Jump to content
Eternal Lands Official Forums
Wytter

Crash On Map Change

Recommended Posts

Greetings all,

 

I just want to know if we still have the problem where the client would suddenly crash on map change? Anyone have any recent info about this?

 

And remember, it must be from a non-modified CVS from say the past 2 weeks.

Edited by Wytter

Share this post


Link to post
Share on other sites

I'm not quite sure what you mean.

 

But the Closest thing that happens to me is whenever I Walk from Portland into Desert Pines and then switch to the Map, The Map will Freeze up and I have to wait a while until it unfreezes. I just assume it was because of my computer. I don't know if that's what you meant or not.

Share this post


Link to post
Share on other sites

OK, so the problem persists.

Could anyone with the CVS client do us a favor? Type #log conn data when you enter a new map (you can turn this off afterwards). If you crash, please post the last content of the connection_log.txt that you'll find in your EL folder (or ~/.elc/ if on *nix). That way we'd know if it's i.e. a stray message that causes these crashes or at least we'd know the last command getting send to the client before the crash...

 

I have never been able to catch this with a debugger so seems that it must be done by hand... Will try debugging it later - garg cave might be a good place to try reproducing it then (if that is true, perhaps it's a problem with accessing a stray pointer in actors_list? :-\)

Share this post


Link to post
Share on other sites

OK, will try it now. Using CKs CVS windows client.

 

 

Edit:Tried a few times, did not crash this time tho. I'll keep trying.

Edited by Derin

Share this post


Link to post
Share on other sites

Sorry, wytter,

 

this error is hard to get. I was lucky that i caught it under Windows with GCC.

:: Listing ::

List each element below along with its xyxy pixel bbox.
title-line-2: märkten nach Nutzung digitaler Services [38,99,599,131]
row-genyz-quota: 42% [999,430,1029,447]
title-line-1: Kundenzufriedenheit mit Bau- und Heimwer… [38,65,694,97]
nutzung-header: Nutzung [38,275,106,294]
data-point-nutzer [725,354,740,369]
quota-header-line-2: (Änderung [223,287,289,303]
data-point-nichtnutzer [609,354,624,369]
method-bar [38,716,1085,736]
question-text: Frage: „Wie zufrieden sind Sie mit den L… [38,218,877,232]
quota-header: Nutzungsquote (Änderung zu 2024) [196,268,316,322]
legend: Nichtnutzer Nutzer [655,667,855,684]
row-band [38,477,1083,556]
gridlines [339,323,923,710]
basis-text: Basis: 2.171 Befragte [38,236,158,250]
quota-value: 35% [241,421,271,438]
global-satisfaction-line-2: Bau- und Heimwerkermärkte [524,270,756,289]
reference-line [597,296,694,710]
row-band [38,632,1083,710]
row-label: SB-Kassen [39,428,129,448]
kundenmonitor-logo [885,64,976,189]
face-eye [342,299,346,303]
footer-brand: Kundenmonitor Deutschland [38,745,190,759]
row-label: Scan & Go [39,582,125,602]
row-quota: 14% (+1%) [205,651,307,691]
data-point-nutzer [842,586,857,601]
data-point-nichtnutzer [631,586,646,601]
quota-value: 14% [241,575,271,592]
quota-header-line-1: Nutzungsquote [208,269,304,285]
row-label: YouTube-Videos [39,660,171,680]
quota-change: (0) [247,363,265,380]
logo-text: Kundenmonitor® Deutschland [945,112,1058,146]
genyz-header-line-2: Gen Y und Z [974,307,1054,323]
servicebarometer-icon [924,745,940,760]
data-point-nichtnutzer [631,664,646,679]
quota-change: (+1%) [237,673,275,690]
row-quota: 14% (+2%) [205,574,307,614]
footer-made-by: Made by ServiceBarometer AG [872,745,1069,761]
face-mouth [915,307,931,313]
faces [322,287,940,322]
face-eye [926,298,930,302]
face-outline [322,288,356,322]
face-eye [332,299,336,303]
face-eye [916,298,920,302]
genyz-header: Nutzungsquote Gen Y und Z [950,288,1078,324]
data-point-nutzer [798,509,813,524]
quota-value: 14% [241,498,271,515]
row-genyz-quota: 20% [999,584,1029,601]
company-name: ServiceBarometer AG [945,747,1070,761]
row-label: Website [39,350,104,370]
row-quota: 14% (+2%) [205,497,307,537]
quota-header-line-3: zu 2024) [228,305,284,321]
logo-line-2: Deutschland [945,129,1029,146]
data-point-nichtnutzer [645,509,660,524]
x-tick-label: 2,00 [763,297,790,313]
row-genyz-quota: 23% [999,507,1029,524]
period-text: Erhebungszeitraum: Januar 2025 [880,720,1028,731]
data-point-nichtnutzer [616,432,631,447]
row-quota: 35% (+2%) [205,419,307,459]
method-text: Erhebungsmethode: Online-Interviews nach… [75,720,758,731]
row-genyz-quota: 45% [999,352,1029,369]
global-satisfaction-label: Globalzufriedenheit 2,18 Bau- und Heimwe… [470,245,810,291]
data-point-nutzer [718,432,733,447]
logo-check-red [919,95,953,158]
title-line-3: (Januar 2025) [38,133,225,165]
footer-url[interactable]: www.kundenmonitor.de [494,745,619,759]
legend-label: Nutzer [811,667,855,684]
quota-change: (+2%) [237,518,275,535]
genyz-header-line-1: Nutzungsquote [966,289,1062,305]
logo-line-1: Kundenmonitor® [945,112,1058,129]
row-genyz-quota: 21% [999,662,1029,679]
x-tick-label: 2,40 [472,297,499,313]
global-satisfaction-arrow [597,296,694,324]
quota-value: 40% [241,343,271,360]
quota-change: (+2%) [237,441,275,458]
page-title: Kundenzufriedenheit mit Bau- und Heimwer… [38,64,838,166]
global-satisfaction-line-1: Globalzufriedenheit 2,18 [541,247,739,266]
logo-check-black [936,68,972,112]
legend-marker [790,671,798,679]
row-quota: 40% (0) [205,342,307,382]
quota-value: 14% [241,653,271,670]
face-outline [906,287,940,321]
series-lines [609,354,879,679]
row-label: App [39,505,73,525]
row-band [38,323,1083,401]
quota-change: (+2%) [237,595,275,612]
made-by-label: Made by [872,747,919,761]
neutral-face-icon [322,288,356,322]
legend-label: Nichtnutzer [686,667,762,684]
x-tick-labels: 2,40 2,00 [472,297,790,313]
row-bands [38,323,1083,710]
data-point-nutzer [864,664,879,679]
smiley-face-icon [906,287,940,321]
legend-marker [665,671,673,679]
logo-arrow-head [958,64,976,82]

:: Task list ::
- 1) Decide whether each statement below agrees with the forum thread about the client crashing on map change. For each, answer yes or no and quote the words from the thread that settle it. (a) The opening post asks for information only from a non-modified CVS client from about the past two weeks. (b) The same reply that suggests typing #log conn data says that connection_log.txt is found in the EL folder, or in ~/.elc/ on *nix. (c) Derin's attempt with CKs CVS windows client ended in a crash.
- 2) Extend the forum thread about the client crashing on map change, starting right after its last sentence, "I was lucky that i caught it under Windows with GCC."

:: Expected responses ::
- 1)
(a) Yes: "And remember, it must be from a non-modified CVS from say the past 2 weeks."
(b) Yes: "please post the last content of the connection_log.txt that you'll find in your EL folder (or ~/.elc/ if on *nix)."
(c) No: "Edit:Tried a few times, did not crash this time tho. I'll keep trying."

- 2)
Normally my Linux client crashes 1-2 times a month when changing maps and thats where im mostly on with ;(

 

All i can say is, the client crashes, when clicking on a door or a post or cave entrance. Theres a loop where all actors are checked if the click goes on one of them.

 

And one actor in the actor_list is rotten. Its not a NULL pointer, its a regular looking value for a pointer.

 

So my thoughts are, that is a pointer to freed memory. And that freed memory was not removed from actor_list.

 

Piper

 

PS: And, of course, im using a modified client with the CVS sources. But i isolated all my changes to a separate file which i can compile standalone and test with valgrind. Which i can unfortunately not do with the client, because valgrind crashes and reports a crash in a library. So, im pretty shure, that its not my modifications which cause the crash. Because my changes doesnt deal with actor_list or have any memory problems.

Edited by The_Piper

Share this post


Link to post
Share on other sites
You wouldn't happen to have a backtrace anywhere Pip? :-\

Not really ;((

 

If you mean the "where" command of GDB, maybe i should start the client always with GDB. But the crashes do show up very seldom here..

 

And, at least, it seems (thats my idea or view) that the problem is not the crashing client but the invalid data which is still in actor_list and a backtrace wouldnt show where that data was added or where that freed memory wasnt removed from actor_list.

 

Piper

Share this post


Link to post
Share on other sites

Nope, but a backtrace that doesn't help you directly tells a lot more than no backtrace :)

 

I don't know how it's implemented on Windows, but I'd like that everyone using the CVS-client with GNU/Linux would run their client in gdb: (first you must compile it with debug information, but that is the default make target)

 

Next, start gdb with the program as the first argument, type run and press enter and the client will start:

bjorn@darkhelmet elc $ gdb el.x86.linux.bin
GNU gdb 6.2.1
Copyright 2004 Free Software Foundation, Inc.
GDB is free software, covered by the GNU General Public License, and you are
welcome to change it and/or distribute copies of it under certain conditions.
Type "show copying" to see the conditions.
There is absolutely no warranty for GDB.  Type "show warranty" for details.
This GDB was configured as "x86_64-pc-linux-gnu"...Using host libthread_db library "/lib/tls/libthread_db.so.1".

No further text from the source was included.